- [EXERCISE TASK]: Copy the listing from its beginning through the line containing "The first rivet 125 is at (351, 257).", replacing "clamp frame" with "clamping frame" and leaving everything else unchanged. Omit the pictures.
====== SUPPLIED MATERIAL ======
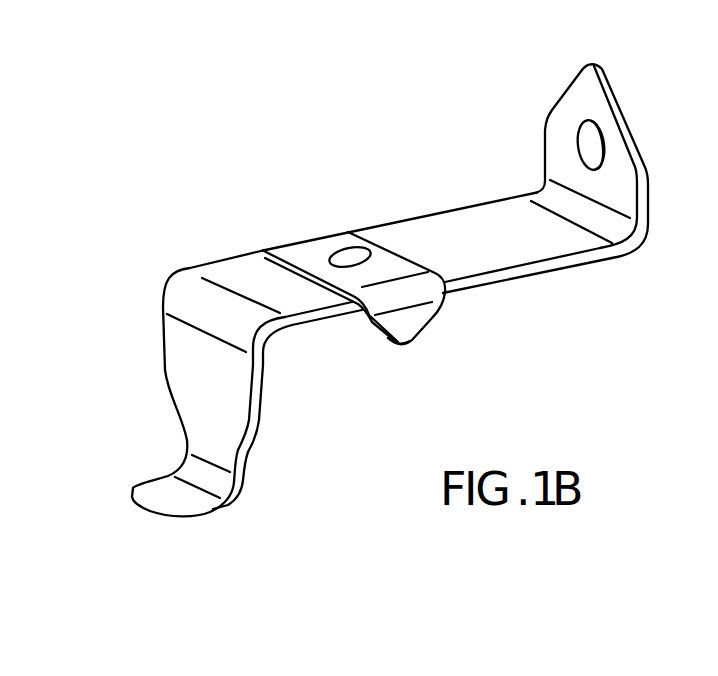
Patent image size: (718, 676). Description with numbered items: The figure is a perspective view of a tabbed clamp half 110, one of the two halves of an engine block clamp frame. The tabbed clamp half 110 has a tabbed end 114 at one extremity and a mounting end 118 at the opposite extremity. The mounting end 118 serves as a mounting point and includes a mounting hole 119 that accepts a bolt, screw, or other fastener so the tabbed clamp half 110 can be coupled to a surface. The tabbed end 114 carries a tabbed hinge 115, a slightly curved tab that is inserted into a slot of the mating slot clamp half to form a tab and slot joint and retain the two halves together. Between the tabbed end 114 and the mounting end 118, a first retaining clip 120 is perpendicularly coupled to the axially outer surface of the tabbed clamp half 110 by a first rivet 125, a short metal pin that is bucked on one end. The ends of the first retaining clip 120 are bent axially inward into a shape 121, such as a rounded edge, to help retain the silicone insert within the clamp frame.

The tabbed clamp half 110 is at (115, 186).
The tabbed end 114 is at (190, 392).
The tabbed hinge 115 is at (220, 488).
The mounting end 118 is at (556, 132).
The mounting hole 119 is at (598, 146).
The first retaining clip 120 is at (299, 244).
The shape 121 is at (449, 326).
The first rivet 125 is at (351, 257).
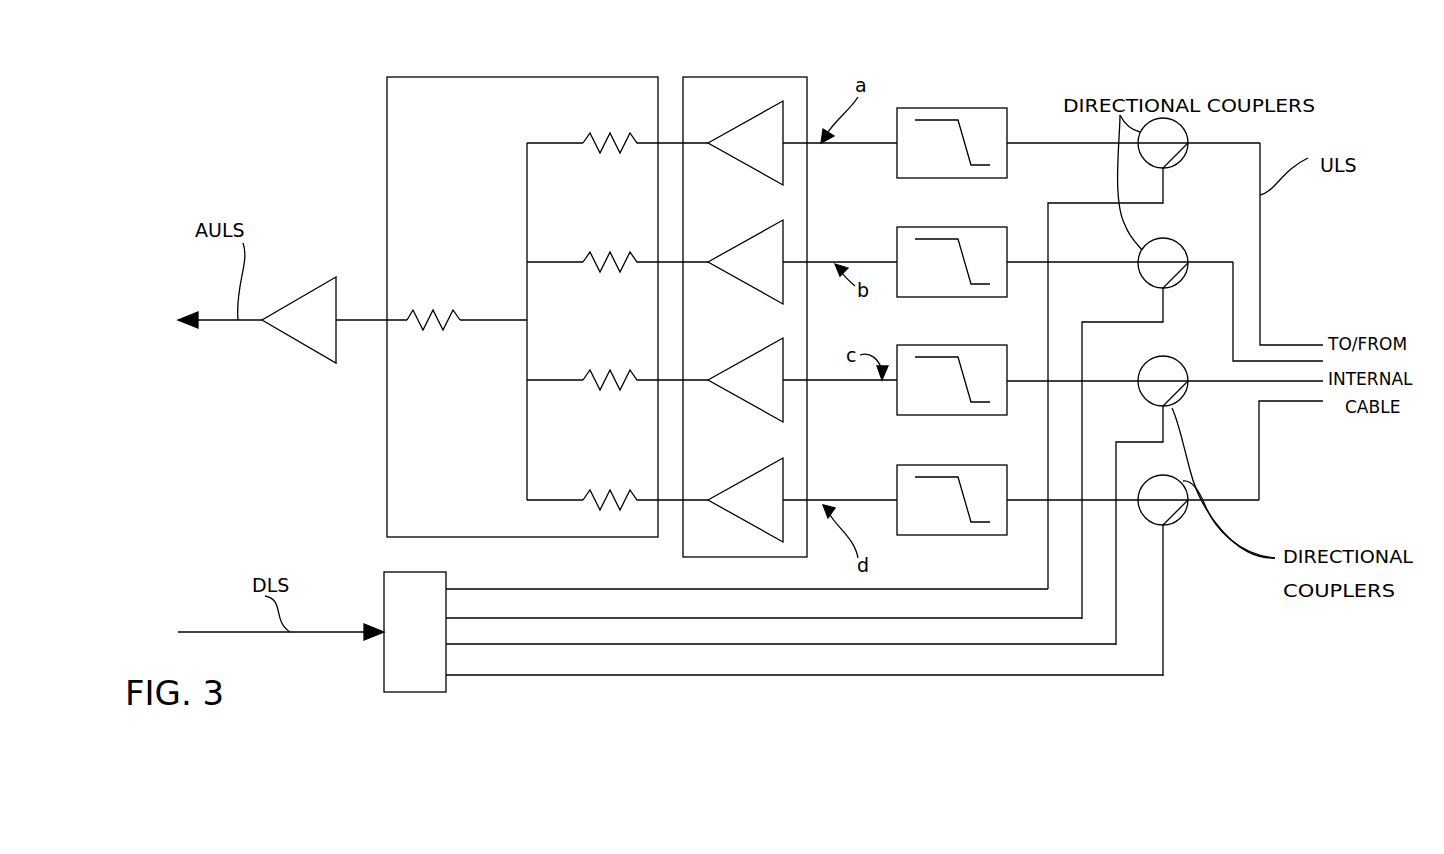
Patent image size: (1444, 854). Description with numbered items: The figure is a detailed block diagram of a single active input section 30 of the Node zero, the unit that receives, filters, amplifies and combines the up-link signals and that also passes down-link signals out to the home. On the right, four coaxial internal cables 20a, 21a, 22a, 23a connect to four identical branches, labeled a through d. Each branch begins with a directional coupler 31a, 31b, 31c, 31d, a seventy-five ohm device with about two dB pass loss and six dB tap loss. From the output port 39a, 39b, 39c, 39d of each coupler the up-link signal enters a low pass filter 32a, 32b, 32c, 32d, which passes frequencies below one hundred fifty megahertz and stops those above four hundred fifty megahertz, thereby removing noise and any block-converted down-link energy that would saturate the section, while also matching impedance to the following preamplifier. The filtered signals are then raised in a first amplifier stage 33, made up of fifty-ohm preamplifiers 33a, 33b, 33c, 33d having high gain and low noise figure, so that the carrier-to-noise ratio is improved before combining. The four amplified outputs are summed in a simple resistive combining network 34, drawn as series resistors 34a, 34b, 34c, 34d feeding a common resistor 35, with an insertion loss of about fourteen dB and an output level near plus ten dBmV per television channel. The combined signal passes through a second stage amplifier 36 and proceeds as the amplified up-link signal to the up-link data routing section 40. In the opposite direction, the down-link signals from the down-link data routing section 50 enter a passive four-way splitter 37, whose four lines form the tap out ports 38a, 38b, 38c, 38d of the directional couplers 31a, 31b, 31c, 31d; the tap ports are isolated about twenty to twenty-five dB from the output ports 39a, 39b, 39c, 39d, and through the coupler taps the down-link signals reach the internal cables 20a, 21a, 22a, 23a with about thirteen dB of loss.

The input section 30 is at (1265, 644).
The directional coupler 31a is at (1183, 160).
The directional coupler 31b is at (1183, 283).
The directional coupler 31c is at (1183, 400).
The directional coupler 31d is at (1185, 520).
The low pass filter 32a is at (905, 108).
The low pass filter 32b is at (897, 246).
The low pass filter 32c is at (897, 350).
The low pass filter 32d is at (897, 485).
The first amplifier stage 33 is at (707, 77).
The preamplifier 33a is at (730, 131).
The preamplifier 33b is at (743, 246).
The preamplifier 33c is at (740, 362).
The preamplifier 33d is at (742, 485).
The resistive combining network 34 is at (425, 77).
The resistor 34a is at (587, 140).
The resistor 34b is at (587, 259).
The resistor 34c is at (587, 377).
The resistor 34d is at (587, 497).
The resistor R-1 35 is at (418, 330).
The second stage amplifier 36 is at (280, 306).
The passive 4-way splitter 37 is at (407, 572).
The tap out port 38a is at (515, 589).
The tap out port 38b is at (655, 618).
The tap out port 38c is at (722, 644).
The tap out port 38d is at (720, 675).
The output port 39a is at (1035, 146).
The output port 39b is at (1068, 265).
The output port 39c is at (1104, 383).
The output port 39d is at (1125, 502).
The internal cable 20a is at (1280, 345).
The internal cable 21a is at (1300, 361).
The internal cable 22a is at (1287, 381).
The internal cable 23a is at (1310, 401).
The up-link data routing section 40 is at (157, 386).
The down-link data routing section 50 is at (233, 581).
======
- [REPLY TO THE EXERCISE]:
Patent image size: (718, 676). Description with numbered items: The figure is a perspective view of a tabbed clamp half 110, one of the two halves of an engine block clamping frame. The tabbed clamp half 110 has a tabbed end 114 at one extremity and a mounting end 118 at the opposite extremity. The mounting end 118 serves as a mounting point and includes a mounting hole 119 that accepts a bolt, screw, or other fastener so the tabbed clamp half 110 can be coupled to a surface. The tabbed end 114 carries a tabbed hinge 115, a slightly curved tab that is inserted into a slot of the mating slot clamp half to form a tab and slot joint and retain the two halves together. Between the tabbed end 114 and the mounting end 118, a first retaining clip 120 is perpendicularly coupled to the axially outer surface of the tabbed clamp half 110 by a first rivet 125, a short metal pin that is bucked on one end. The ends of the first retaining clip 120 are bent axially inward into a shape 121, such as a rounded edge, to help retain the silicone insert within the clamping frame.

The tabbed clamp half 110 is at (115, 186).
The tabbed end 114 is at (190, 392).
The tabbed hinge 115 is at (220, 488).
The mounting end 118 is at (556, 132).
The mounting hole 119 is at (598, 146).
The first retaining clip 120 is at (299, 244).
The shape 121 is at (449, 326).
The first rivet 125 is at (351, 257).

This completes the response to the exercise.